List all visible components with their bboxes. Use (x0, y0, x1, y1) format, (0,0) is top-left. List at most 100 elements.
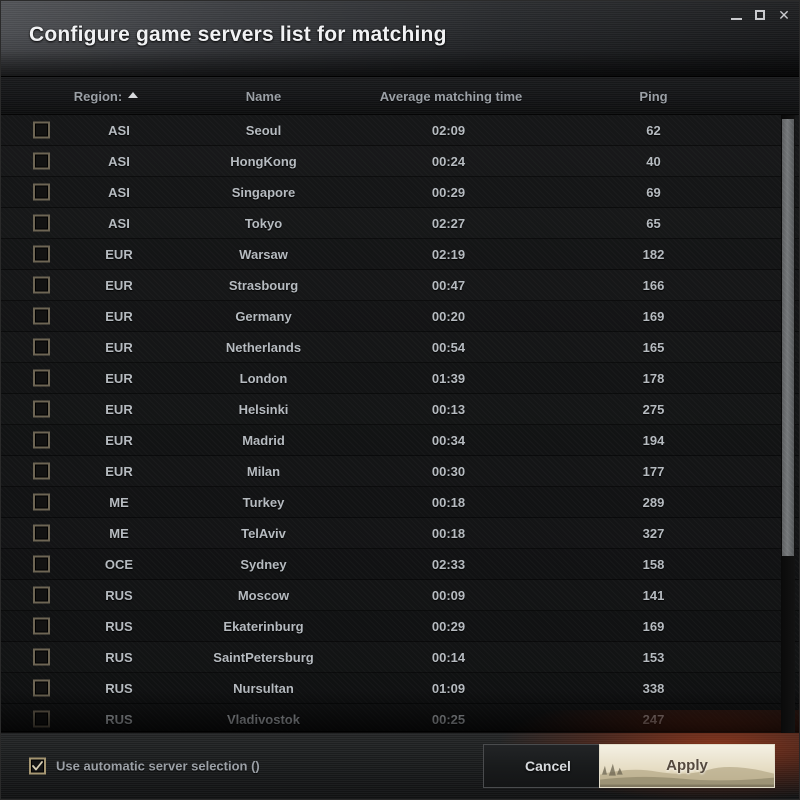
name-cell: London (239, 371, 288, 386)
ping-cell: 275 (642, 402, 665, 417)
maximize-button[interactable] (749, 5, 771, 25)
row-checkbox[interactable] (33, 555, 50, 573)
ping-cell: 141 (642, 588, 665, 603)
name-cell: Strasbourg (228, 278, 299, 293)
minimize-icon (730, 17, 742, 20)
table-row[interactable]: EUR Helsinki 00:13 275 (1, 394, 799, 425)
average-matching-time-cell: 00:30 (431, 464, 466, 479)
region-cell: ASI (108, 185, 130, 200)
row-checkbox[interactable] (33, 214, 50, 232)
ping-cell: 177 (642, 464, 665, 479)
region-cell: EUR (105, 247, 133, 262)
checkbox-unchecked-icon (33, 338, 50, 356)
row-checkbox[interactable] (33, 710, 50, 728)
auto-server-selection-label: Use automatic server selection () (56, 758, 260, 773)
table-row[interactable]: EUR Netherlands 00:54 165 (1, 332, 799, 363)
close-button[interactable]: ✕ (773, 5, 795, 25)
row-checkbox[interactable] (33, 524, 50, 542)
ping-cell: 194 (642, 433, 665, 448)
name-cell: SaintPetersburg (213, 650, 314, 665)
average-matching-time-cell: 02:27 (431, 216, 466, 231)
server-list[interactable]: ASI Seoul 02:09 62 ASI HongKong 00:24 40 ASI Sing… (1, 115, 799, 733)
region-cell: EUR (105, 340, 133, 355)
region-cell: ASI (108, 154, 130, 169)
table-row[interactable]: ME Turkey 00:18 289 (1, 487, 799, 518)
table-row[interactable]: RUS Vladivostok 00:25 247 (1, 704, 799, 733)
configure-servers-dialog: ✕ Configure game servers list for matchi… (0, 0, 800, 800)
row-checkbox[interactable] (33, 648, 50, 666)
ping-cell: 289 (642, 495, 665, 510)
checkbox-unchecked-icon (33, 152, 50, 170)
table-row[interactable]: RUS SaintPetersburg 00:14 153 (1, 642, 799, 673)
row-checkbox[interactable] (33, 245, 50, 263)
row-checkbox[interactable] (33, 276, 50, 294)
table-row[interactable]: EUR Milan 00:30 177 (1, 456, 799, 487)
row-checkbox[interactable] (33, 369, 50, 387)
name-cell: Germany (235, 309, 292, 324)
average-matching-time-cell: 00:54 (431, 340, 466, 355)
name-cell: Madrid (242, 433, 285, 448)
ping-cell: 166 (642, 278, 665, 293)
row-checkbox[interactable] (33, 307, 50, 325)
row-checkbox[interactable] (33, 338, 50, 356)
row-checkbox[interactable] (33, 121, 50, 139)
auto-server-selection-checkbox[interactable]: Use automatic server selection () (29, 757, 260, 774)
average-matching-time-cell: 00:18 (431, 526, 466, 541)
ping-cell: 153 (642, 650, 665, 665)
checkbox-unchecked-icon (33, 524, 50, 542)
region-cell: EUR (105, 309, 133, 324)
table-row[interactable]: OCE Sydney 02:33 158 (1, 549, 799, 580)
table-row[interactable]: ASI Seoul 02:09 62 (1, 115, 799, 146)
column-header-region[interactable]: Region: (1, 77, 211, 115)
table-row[interactable]: RUS Ekaterinburg 00:29 169 (1, 611, 799, 642)
table-row[interactable]: RUS Moscow 00:09 141 (1, 580, 799, 611)
row-checkbox[interactable] (33, 152, 50, 170)
list-scrollbar[interactable] (781, 115, 795, 733)
table-row[interactable]: RUS Nursultan 01:09 338 (1, 673, 799, 704)
name-cell: Moscow (237, 588, 290, 603)
table-row[interactable]: EUR Madrid 00:34 194 (1, 425, 799, 456)
table-row[interactable]: EUR Strasbourg 00:47 166 (1, 270, 799, 301)
cancel-button[interactable]: Cancel (483, 743, 613, 788)
region-cell: RUS (105, 712, 133, 727)
table-row[interactable]: EUR London 01:39 178 (1, 363, 799, 394)
name-cell: Ekaterinburg (223, 619, 304, 634)
region-cell: RUS (105, 650, 133, 665)
name-cell: Tokyo (244, 216, 283, 231)
row-checkbox[interactable] (33, 431, 50, 449)
table-row[interactable]: EUR Germany 00:20 169 (1, 301, 799, 332)
row-checkbox[interactable] (33, 586, 50, 604)
row-checkbox[interactable] (33, 400, 50, 418)
checkbox-unchecked-icon (33, 648, 50, 666)
row-checkbox[interactable] (33, 462, 50, 480)
checkbox-unchecked-icon (33, 586, 50, 604)
scrollbar-thumb[interactable] (782, 118, 794, 556)
minimize-button[interactable] (725, 5, 747, 25)
table-row[interactable]: ASI Singapore 00:29 69 (1, 177, 799, 208)
name-cell: Singapore (231, 185, 296, 200)
average-matching-time-cell: 00:24 (431, 154, 466, 169)
table-row[interactable]: ME TelAviv 00:18 327 (1, 518, 799, 549)
column-header-name[interactable]: Name (211, 77, 316, 115)
row-checkbox[interactable] (33, 183, 50, 201)
row-checkbox[interactable] (33, 493, 50, 511)
column-header-ping[interactable]: Ping (586, 77, 721, 115)
row-checkbox[interactable] (33, 679, 50, 697)
column-header-average-matching-time[interactable]: Average matching time (316, 77, 586, 115)
name-cell: Turkey (242, 495, 285, 510)
table-header: Region: Name Average matching time Ping (1, 77, 799, 115)
checkbox-unchecked-icon (33, 710, 50, 728)
table-row[interactable]: EUR Warsaw 02:19 182 (1, 239, 799, 270)
table-row[interactable]: ASI Tokyo 02:27 65 (1, 208, 799, 239)
average-matching-time-cell: 01:09 (431, 681, 466, 696)
apply-button[interactable]: Apply (599, 743, 775, 788)
table-row[interactable]: ASI HongKong 00:24 40 (1, 146, 799, 177)
region-cell: RUS (105, 588, 133, 603)
close-icon: ✕ (778, 7, 790, 23)
row-checkbox[interactable] (33, 617, 50, 635)
region-cell: ASI (108, 123, 130, 138)
name-cell: HongKong (230, 154, 297, 169)
checkbox-unchecked-icon (33, 214, 50, 232)
checkbox-unchecked-icon (33, 245, 50, 263)
region-cell: EUR (105, 371, 133, 386)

☆ ☆ ☆

◆ DESCRIPTION OF THE TASK
Rewrite the whole listing above so that "ping-cell" becomes "latency-cell" everywhere and every other line stays the same. Leave the pictures out of your version.

◆ FINISHED TASK
List all visible components with their bboxes. Use (x0, y0, x1, y1) format, (0,0) is top-left. List at most 100 elements.
name-cell: London (239, 371, 288, 386)
latency-cell: 275 (642, 402, 665, 417)
maximize-button[interactable] (749, 5, 771, 25)
row-checkbox[interactable] (33, 555, 50, 573)
latency-cell: 141 (642, 588, 665, 603)
name-cell: Strasbourg (228, 278, 299, 293)
minimize-icon (730, 17, 742, 20)
table-row[interactable]: EUR Helsinki 00:13 275 (1, 394, 799, 425)
average-matching-time-cell: 00:30 (431, 464, 466, 479)
region-cell: ASI (108, 185, 130, 200)
row-checkbox[interactable] (33, 214, 50, 232)
latency-cell: 177 (642, 464, 665, 479)
region-cell: EUR (105, 247, 133, 262)
checkbox-unchecked-icon (33, 338, 50, 356)
row-checkbox[interactable] (33, 710, 50, 728)
auto-server-selection-label: Use automatic server selection () (56, 758, 260, 773)
table-row[interactable]: EUR Netherlands 00:54 165 (1, 332, 799, 363)
close-button[interactable]: ✕ (773, 5, 795, 25)
row-checkbox[interactable] (33, 524, 50, 542)
latency-cell: 194 (642, 433, 665, 448)
name-cell: SaintPetersburg (213, 650, 314, 665)
average-matching-time-cell: 02:27 (431, 216, 466, 231)
server-list[interactable]: ASI Seoul 02:09 62 ASI HongKong 00:24 40 ASI Sing… (1, 115, 799, 733)
region-cell: EUR (105, 340, 133, 355)
region-cell: ASI (108, 154, 130, 169)
table-row[interactable]: ME Turkey 00:18 289 (1, 487, 799, 518)
table-row[interactable]: RUS Vladivostok 00:25 247 (1, 704, 799, 733)
configure-servers-dialog: ✕ Configure game servers list for matchi… (0, 0, 800, 800)
row-checkbox[interactable] (33, 648, 50, 666)
latency-cell: 289 (642, 495, 665, 510)
checkbox-unchecked-icon (33, 152, 50, 170)
table-row[interactable]: RUS SaintPetersburg 00:14 153 (1, 642, 799, 673)
row-checkbox[interactable] (33, 245, 50, 263)
row-checkbox[interactable] (33, 276, 50, 294)
table-row[interactable]: EUR Milan 00:30 177 (1, 456, 799, 487)
row-checkbox[interactable] (33, 369, 50, 387)
name-cell: Germany (235, 309, 292, 324)
average-matching-time-cell: 00:54 (431, 340, 466, 355)
name-cell: Madrid (242, 433, 285, 448)
latency-cell: 166 (642, 278, 665, 293)
row-checkbox[interactable] (33, 307, 50, 325)
row-checkbox[interactable] (33, 338, 50, 356)
row-checkbox[interactable] (33, 121, 50, 139)
auto-server-selection-checkbox[interactable]: Use automatic server selection () (29, 757, 260, 774)
average-matching-time-cell: 00:18 (431, 526, 466, 541)
latency-cell: 153 (642, 650, 665, 665)
checkbox-unchecked-icon (33, 524, 50, 542)
region-cell: EUR (105, 309, 133, 324)
table-row[interactable]: OCE Sydney 02:33 158 (1, 549, 799, 580)
table-row[interactable]: ASI Seoul 02:09 62 (1, 115, 799, 146)
column-header-region[interactable]: Region: (1, 77, 211, 115)
table-row[interactable]: RUS Ekaterinburg 00:29 169 (1, 611, 799, 642)
table-row[interactable]: RUS Moscow 00:09 141 (1, 580, 799, 611)
row-checkbox[interactable] (33, 152, 50, 170)
list-scrollbar[interactable] (781, 115, 795, 733)
table-row[interactable]: RUS Nursultan 01:09 338 (1, 673, 799, 704)
name-cell: Moscow (237, 588, 290, 603)
table-row[interactable]: EUR Madrid 00:34 194 (1, 425, 799, 456)
table-row[interactable]: EUR Strasbourg 00:47 166 (1, 270, 799, 301)
cancel-button[interactable]: Cancel (483, 743, 613, 788)
region-cell: RUS (105, 712, 133, 727)
table-row[interactable]: EUR London 01:39 178 (1, 363, 799, 394)
name-cell: Ekaterinburg (223, 619, 304, 634)
region-cell: RUS (105, 650, 133, 665)
name-cell: Tokyo (244, 216, 283, 231)
row-checkbox[interactable] (33, 431, 50, 449)
table-row[interactable]: EUR Germany 00:20 169 (1, 301, 799, 332)
row-checkbox[interactable] (33, 586, 50, 604)
row-checkbox[interactable] (33, 400, 50, 418)
checkbox-unchecked-icon (33, 648, 50, 666)
row-checkbox[interactable] (33, 462, 50, 480)
checkbox-unchecked-icon (33, 586, 50, 604)
scrollbar-thumb[interactable] (782, 118, 794, 556)
minimize-button[interactable] (725, 5, 747, 25)
table-row[interactable]: ASI Singapore 00:29 69 (1, 177, 799, 208)
name-cell: Singapore (231, 185, 296, 200)
average-matching-time-cell: 00:24 (431, 154, 466, 169)
table-row[interactable]: ME TelAviv 00:18 327 (1, 518, 799, 549)
column-header-name[interactable]: Name (211, 77, 316, 115)
row-checkbox[interactable] (33, 183, 50, 201)
row-checkbox[interactable] (33, 493, 50, 511)
column-header-ping[interactable]: Ping (586, 77, 721, 115)
row-checkbox[interactable] (33, 679, 50, 697)
column-header-average-matching-time[interactable]: Average matching time (316, 77, 586, 115)
name-cell: Turkey (242, 495, 285, 510)
table-header: Region: Name Average matching time Ping (1, 77, 799, 115)
checkbox-unchecked-icon (33, 710, 50, 728)
table-row[interactable]: EUR Warsaw 02:19 182 (1, 239, 799, 270)
table-row[interactable]: ASI Tokyo 02:27 65 (1, 208, 799, 239)
average-matching-time-cell: 01:09 (431, 681, 466, 696)
apply-button[interactable]: Apply (599, 743, 775, 788)
table-row[interactable]: ASI HongKong 00:24 40 (1, 146, 799, 177)
region-cell: RUS (105, 588, 133, 603)
close-icon: ✕ (778, 7, 790, 23)
row-checkbox[interactable] (33, 617, 50, 635)
region-cell: ASI (108, 123, 130, 138)
name-cell: HongKong (230, 154, 297, 169)
checkbox-unchecked-icon (33, 214, 50, 232)
checkbox-unchecked-icon (33, 245, 50, 263)
region-cell: EUR (105, 371, 133, 386)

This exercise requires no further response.